## start

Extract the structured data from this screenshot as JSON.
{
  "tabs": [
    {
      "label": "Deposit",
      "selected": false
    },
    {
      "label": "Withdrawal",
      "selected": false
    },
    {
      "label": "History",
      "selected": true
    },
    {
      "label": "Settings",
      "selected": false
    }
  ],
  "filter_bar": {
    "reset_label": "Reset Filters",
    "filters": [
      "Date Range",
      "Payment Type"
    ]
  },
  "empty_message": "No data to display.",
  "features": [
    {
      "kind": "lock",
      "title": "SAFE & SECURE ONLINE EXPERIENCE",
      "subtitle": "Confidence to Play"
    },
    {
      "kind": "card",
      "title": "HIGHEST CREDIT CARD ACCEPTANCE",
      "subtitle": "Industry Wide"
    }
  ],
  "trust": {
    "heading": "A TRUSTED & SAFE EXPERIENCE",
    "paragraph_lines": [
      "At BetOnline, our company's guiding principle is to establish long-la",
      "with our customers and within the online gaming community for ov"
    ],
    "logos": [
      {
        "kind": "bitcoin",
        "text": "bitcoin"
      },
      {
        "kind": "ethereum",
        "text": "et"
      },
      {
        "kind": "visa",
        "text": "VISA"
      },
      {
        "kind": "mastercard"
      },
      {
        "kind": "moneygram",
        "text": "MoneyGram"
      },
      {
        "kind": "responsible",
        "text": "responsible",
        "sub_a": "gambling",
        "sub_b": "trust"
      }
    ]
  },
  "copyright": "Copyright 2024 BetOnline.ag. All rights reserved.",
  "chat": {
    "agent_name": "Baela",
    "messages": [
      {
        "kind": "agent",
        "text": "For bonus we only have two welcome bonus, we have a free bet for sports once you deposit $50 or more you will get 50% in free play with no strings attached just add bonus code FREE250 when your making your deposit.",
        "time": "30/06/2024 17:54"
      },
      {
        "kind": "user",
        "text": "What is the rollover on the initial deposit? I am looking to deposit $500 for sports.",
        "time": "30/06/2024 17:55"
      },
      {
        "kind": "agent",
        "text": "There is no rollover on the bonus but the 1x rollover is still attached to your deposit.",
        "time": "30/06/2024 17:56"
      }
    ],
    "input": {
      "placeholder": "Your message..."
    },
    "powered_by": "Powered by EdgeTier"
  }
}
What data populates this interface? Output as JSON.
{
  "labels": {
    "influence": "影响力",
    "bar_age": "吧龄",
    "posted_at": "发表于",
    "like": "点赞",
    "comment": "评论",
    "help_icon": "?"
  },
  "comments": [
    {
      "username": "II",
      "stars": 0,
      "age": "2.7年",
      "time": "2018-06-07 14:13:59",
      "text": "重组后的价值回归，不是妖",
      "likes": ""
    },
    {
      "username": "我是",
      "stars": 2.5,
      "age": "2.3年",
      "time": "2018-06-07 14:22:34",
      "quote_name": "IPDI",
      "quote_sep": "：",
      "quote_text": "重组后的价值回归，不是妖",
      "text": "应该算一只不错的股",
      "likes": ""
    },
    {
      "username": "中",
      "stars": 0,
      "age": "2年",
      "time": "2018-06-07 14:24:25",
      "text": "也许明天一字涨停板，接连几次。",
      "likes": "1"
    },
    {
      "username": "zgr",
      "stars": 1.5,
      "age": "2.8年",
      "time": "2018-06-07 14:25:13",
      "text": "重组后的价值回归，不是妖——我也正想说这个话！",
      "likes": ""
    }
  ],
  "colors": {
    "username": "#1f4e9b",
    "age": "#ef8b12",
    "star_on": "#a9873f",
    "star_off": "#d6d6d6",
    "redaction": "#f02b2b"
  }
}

## end

Objective »
Extract all lines from the data in which "subtitle" is found.

The response »
      "subtitle": "Confidence to Play"
      "subtitle": "Industry Wide"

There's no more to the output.